LADY DAY:  The Vernal Equinox
 =====================================
            by Mike Nichols


    Now comes the Vernal Equinox, and
the season of Spring reaches it's
apex, halfway through its journey from
Candlemas to Beltane.  Once again,
night and day stand in perfect
balance, with the powers of light on
the ascendancy.  The god of light now
wins a victory over his twin, the god
of darkness.  In the Mabinogion myth
reconstruction which I have proposed,
this is the day on which the restored
Llew takes his vengeance on Goronwy by
piercing him with the sunlight spear. 
For Llew was restored/reborn at the
Winter Solstice and is now well/old
enough to vanquish his rival/twin and
mate with his lover/mother.  And the
great Mother Goddess, who has returned
to her Virgin aspect at Candlemas,
welcomes the young sun god's embraces
and conceives a child.  The child will
be born nine months from now, at the
next Winter Solstice.  And so the
cycle closes at last.

    We think that the customs
surrounding the celebration of the
spring equinox were imported from
Mediterranian lands, although there
can be no doubt that the first
inhabitants of the British Isles
observed it, as evidence from
megalithic sites shows.  But it was
certainly more popular to the south,
where people celebrated the holiday as
New Year's Day, and claimed it as the
first day of the first sign of the
Zodiac, Aries.  However you look at
it, it is certainly a time of new
beginnings, as a simple glance at
Nature will prove.

    In the Roman Catholic Church,
there are two holidays which get mixed
up with the Vernal Equinox.  The
first, occuring on the fixed calendar
day of March 25th in the old
liturgical calendar, is called the
Feast of the Annunciation of the
Blessed Virgin Mary (or B.V.M., as she
was typically abbreviated in Catholic
Missals).  'Annunciation' means an
announcement.  This is the day that
the angel Gabriel announced to Mary
that she was 'in the family way'. 
Naturally, this had to be announced
since Mary, being still a virgin,
would have no other means of knowing
it.  (Quit scoffing, O ye of little
faith!)  Why did the Church pick the
Vernal Equinox for the commemoration
of this event?  Because it was
necessary to have Mary conceive the
child Jesus a full nine months before
his birth at the Winter Solstice
(i.e., Christmas, celebrated on the
fixed calendar date of December 25).

◆ **SUPPLIED INFORMATION**:
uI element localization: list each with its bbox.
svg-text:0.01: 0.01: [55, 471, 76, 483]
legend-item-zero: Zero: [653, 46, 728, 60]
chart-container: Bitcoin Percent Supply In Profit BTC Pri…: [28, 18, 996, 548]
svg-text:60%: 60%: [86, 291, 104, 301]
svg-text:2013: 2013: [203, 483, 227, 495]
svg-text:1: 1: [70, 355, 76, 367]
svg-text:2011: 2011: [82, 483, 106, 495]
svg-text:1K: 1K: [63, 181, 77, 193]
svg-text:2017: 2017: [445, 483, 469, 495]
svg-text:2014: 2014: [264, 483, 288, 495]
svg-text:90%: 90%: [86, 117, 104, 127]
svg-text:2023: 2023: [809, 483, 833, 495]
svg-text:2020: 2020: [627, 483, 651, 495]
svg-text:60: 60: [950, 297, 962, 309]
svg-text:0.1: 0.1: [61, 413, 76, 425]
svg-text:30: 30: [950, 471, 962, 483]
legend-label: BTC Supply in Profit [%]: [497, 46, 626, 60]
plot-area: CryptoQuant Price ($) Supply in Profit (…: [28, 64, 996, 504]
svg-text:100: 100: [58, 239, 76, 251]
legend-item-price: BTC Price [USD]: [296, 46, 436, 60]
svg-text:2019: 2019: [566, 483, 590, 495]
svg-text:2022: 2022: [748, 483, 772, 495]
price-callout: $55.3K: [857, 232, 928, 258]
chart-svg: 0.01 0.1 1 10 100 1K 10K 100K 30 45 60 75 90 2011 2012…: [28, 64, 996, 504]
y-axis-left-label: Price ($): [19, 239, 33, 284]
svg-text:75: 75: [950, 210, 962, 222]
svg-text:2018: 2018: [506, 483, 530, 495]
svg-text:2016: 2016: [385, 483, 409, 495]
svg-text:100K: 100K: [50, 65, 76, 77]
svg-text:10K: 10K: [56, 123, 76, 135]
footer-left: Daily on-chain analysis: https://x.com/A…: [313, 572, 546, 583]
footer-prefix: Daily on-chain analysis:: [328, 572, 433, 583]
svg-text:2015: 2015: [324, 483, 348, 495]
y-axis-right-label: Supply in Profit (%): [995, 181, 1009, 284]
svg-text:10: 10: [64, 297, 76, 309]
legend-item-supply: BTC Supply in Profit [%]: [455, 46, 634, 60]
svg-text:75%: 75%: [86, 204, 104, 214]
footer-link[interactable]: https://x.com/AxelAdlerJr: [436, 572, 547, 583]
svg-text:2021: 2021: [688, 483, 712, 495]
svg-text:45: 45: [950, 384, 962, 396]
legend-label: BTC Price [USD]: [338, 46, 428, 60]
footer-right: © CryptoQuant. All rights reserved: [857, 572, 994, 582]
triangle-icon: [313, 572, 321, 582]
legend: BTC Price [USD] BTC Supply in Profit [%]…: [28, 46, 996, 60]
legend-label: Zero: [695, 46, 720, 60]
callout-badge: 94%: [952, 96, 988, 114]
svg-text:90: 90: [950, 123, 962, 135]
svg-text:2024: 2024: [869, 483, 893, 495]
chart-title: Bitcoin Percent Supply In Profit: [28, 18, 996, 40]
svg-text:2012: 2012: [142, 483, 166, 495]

◆ **WHAT IS ASKED**:
(a) Reproduce the essay on the Vernal Equinox word for word, from "Now comes the" to "the sunlight spear.".
(b) List every figure from myth or scripture whom the essay on the Vernal Equinox mentions by name.

◆ **OUTPUTS**:
(a)
Now comes the Vernal Equinox, and
the season of Spring reaches it's
apex, halfway through its journey from
Candlemas to Beltane.  Once again,
night and day stand in perfect
balance, with the powers of light on
the ascendancy.  The god of light now
wins a victory over his twin, the god
of darkness.  In the Mabinogion myth
reconstruction which I have proposed,
this is the day on which the restored
Llew takes his vengeance on Goronwy by
piercing him with the sunlight spear.

(b)
Llew
Goronwy
Mary
Gabriel
Jesus